• **Your task**
Please copy out word for word the rows from the very first line up to and including the line that contains "x-tick-label: 2012 [598,456,626,469]".

Layout records

((

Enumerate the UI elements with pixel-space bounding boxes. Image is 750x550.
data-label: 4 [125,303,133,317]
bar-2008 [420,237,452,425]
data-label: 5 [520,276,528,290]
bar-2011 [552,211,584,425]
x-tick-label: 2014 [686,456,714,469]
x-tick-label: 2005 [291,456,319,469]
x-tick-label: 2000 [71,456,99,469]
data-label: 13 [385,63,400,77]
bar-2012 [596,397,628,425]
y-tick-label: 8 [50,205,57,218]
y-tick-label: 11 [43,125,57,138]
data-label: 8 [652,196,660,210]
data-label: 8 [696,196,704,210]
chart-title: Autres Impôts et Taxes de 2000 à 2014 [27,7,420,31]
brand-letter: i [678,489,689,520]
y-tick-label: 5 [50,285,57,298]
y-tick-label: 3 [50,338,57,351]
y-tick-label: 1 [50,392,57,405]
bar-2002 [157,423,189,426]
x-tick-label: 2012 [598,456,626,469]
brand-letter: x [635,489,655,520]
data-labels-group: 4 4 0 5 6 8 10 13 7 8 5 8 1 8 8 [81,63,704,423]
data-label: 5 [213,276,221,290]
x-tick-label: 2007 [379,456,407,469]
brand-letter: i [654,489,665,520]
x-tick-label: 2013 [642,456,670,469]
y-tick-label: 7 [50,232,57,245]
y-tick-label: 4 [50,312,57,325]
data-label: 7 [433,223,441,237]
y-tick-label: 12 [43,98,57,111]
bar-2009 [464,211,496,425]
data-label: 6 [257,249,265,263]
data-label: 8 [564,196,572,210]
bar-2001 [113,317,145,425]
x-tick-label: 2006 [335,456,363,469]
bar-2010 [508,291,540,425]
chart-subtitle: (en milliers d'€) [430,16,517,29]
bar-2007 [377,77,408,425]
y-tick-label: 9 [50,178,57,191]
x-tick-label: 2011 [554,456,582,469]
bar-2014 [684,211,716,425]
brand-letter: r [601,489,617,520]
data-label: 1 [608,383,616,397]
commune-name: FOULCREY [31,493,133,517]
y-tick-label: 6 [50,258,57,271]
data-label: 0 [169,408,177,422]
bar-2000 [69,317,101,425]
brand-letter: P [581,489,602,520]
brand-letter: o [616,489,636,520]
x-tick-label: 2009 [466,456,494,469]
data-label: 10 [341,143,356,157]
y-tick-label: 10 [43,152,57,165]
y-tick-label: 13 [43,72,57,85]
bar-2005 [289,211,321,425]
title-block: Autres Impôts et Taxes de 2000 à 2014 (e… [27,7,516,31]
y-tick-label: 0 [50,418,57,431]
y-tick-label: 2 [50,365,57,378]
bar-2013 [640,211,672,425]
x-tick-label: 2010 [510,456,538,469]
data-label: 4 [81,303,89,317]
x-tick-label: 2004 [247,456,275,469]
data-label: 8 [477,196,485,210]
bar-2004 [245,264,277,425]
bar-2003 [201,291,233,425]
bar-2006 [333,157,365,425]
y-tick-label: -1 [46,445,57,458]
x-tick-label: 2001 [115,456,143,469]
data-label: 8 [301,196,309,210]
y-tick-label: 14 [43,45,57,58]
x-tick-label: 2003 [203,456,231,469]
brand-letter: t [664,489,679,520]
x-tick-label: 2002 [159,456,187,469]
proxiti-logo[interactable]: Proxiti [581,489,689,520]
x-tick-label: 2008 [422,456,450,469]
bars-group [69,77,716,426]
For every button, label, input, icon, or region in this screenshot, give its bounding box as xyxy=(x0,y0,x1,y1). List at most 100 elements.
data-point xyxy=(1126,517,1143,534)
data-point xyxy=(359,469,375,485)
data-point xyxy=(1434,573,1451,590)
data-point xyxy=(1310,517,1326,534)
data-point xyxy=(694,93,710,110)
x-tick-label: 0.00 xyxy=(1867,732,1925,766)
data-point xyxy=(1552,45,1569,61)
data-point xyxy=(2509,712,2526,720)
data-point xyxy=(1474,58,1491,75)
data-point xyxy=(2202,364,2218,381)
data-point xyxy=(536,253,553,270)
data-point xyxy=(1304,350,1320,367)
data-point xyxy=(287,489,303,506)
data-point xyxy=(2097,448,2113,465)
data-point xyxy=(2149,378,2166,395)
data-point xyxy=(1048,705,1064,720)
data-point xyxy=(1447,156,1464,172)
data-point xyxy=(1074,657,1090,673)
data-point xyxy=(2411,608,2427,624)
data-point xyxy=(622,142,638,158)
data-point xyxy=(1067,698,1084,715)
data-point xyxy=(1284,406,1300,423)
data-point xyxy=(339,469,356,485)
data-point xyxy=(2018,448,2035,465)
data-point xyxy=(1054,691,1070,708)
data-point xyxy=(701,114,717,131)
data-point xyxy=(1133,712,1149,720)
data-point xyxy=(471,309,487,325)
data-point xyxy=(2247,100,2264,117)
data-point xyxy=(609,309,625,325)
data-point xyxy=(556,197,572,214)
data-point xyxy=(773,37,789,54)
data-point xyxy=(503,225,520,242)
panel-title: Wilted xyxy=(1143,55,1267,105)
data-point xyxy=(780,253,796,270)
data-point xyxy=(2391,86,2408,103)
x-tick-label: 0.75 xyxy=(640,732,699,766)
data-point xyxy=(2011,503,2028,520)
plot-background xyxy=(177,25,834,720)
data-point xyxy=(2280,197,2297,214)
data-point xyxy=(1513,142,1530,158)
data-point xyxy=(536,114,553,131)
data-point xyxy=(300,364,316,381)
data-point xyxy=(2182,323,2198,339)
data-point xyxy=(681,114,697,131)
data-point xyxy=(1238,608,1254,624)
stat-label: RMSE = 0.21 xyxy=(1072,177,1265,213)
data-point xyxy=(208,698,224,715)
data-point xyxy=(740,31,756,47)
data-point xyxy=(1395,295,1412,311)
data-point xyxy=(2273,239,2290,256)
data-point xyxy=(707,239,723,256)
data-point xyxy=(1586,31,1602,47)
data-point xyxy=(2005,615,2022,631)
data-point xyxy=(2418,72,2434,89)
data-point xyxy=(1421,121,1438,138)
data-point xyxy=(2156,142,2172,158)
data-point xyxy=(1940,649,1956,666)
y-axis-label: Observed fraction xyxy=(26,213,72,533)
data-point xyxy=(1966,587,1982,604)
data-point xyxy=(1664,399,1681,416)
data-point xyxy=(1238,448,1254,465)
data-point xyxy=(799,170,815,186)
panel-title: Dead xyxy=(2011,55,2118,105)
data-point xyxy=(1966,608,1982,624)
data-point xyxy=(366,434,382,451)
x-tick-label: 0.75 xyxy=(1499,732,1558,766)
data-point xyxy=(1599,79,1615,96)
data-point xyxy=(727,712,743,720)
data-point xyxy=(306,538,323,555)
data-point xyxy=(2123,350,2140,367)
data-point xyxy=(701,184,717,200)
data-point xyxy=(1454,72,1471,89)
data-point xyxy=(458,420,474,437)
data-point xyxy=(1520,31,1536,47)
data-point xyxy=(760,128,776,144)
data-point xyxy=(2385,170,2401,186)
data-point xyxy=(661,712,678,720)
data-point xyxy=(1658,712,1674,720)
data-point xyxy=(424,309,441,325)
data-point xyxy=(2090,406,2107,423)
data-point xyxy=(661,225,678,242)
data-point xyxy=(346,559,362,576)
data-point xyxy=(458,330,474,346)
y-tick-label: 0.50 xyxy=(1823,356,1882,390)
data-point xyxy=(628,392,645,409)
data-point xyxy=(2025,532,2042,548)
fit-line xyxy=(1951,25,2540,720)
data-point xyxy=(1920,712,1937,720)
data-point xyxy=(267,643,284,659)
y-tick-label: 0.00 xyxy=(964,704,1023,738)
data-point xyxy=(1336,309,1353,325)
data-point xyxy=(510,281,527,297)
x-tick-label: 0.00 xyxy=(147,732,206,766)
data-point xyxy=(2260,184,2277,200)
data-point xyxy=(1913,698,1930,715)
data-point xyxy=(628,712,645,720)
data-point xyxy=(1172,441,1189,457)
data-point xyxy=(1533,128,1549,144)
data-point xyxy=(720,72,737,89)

))

• **Task result**
Enumerate the UI elements with pixel-space bounding boxes. Image is 750x550.
data-label: 4 [125,303,133,317]
bar-2008 [420,237,452,425]
data-label: 5 [520,276,528,290]
bar-2011 [552,211,584,425]
x-tick-label: 2014 [686,456,714,469]
x-tick-label: 2005 [291,456,319,469]
x-tick-label: 2000 [71,456,99,469]
data-label: 13 [385,63,400,77]
bar-2012 [596,397,628,425]
y-tick-label: 8 [50,205,57,218]
y-tick-label: 11 [43,125,57,138]
data-label: 8 [652,196,660,210]
data-label: 8 [696,196,704,210]
chart-title: Autres Impôts et Taxes de 2000 à 2014 [27,7,420,31]
brand-letter: i [678,489,689,520]
y-tick-label: 5 [50,285,57,298]
y-tick-label: 3 [50,338,57,351]
y-tick-label: 1 [50,392,57,405]
bar-2002 [157,423,189,426]
x-tick-label: 2012 [598,456,626,469]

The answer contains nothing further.